Work to do
Look through the material below. Copy every line with the string "label" in it.
[Data extract start]
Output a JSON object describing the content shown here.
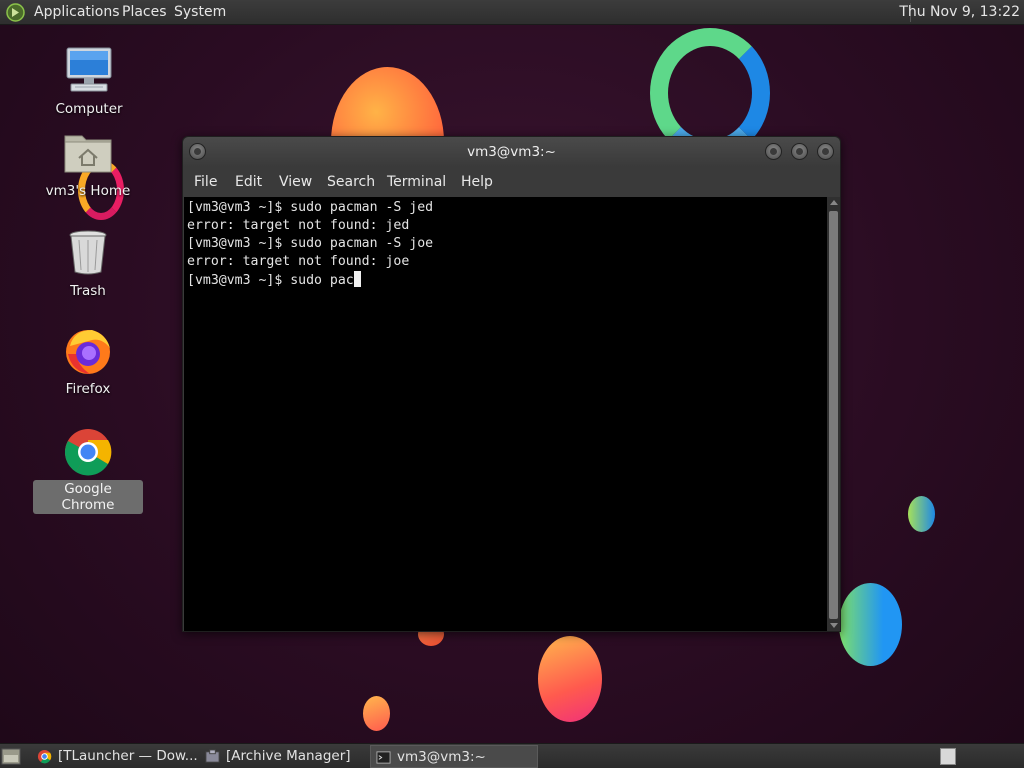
{
  "top_panel": {
    "menus": [
      "Applications",
      "Places",
      "System"
    ],
    "clock": "Thu Nov  9, 13:22"
  },
  "desktop_icons": [
    {
      "label": "Computer",
      "icon": "computer-icon"
    },
    {
      "label": "vm3's Home",
      "icon": "home-folder-icon"
    },
    {
      "label": "Trash",
      "icon": "trash-icon"
    },
    {
      "label": "Firefox",
      "icon": "firefox-icon"
    },
    {
      "label": "Google Chrome",
      "icon": "chrome-icon",
      "selected": true
    }
  ],
  "terminal": {
    "title": "vm3@vm3:~",
    "menu": [
      "File",
      "Edit",
      "View",
      "Search",
      "Terminal",
      "Help"
    ],
    "lines": [
      "[vm3@vm3 ~]$ sudo pacman -S jed",
      "error: target not found: jed",
      "[vm3@vm3 ~]$ sudo pacman -S joe",
      "error: target not found: joe",
      "[vm3@vm3 ~]$ sudo pac"
    ]
  },
  "taskbar": {
    "tasks": [
      {
        "label": "[TLauncher — Dow...",
        "icon": "chrome-icon",
        "active": false
      },
      {
        "label": "[Archive Manager]",
        "icon": "archive-manager-icon",
        "active": false
      },
      {
        "label": "vm3@vm3:~",
        "icon": "terminal-icon",
        "active": true
      }
    ]
  }
}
[Data extract end]
Solution for this problem
      "label": "Computer",
      "label": "vm3's Home",
      "label": "Trash",
      "label": "Firefox",
      "label": "Google Chrome",
        "label": "[TLauncher — Dow...",
        "label": "[Archive Manager]",
        "label": "vm3@vm3:~",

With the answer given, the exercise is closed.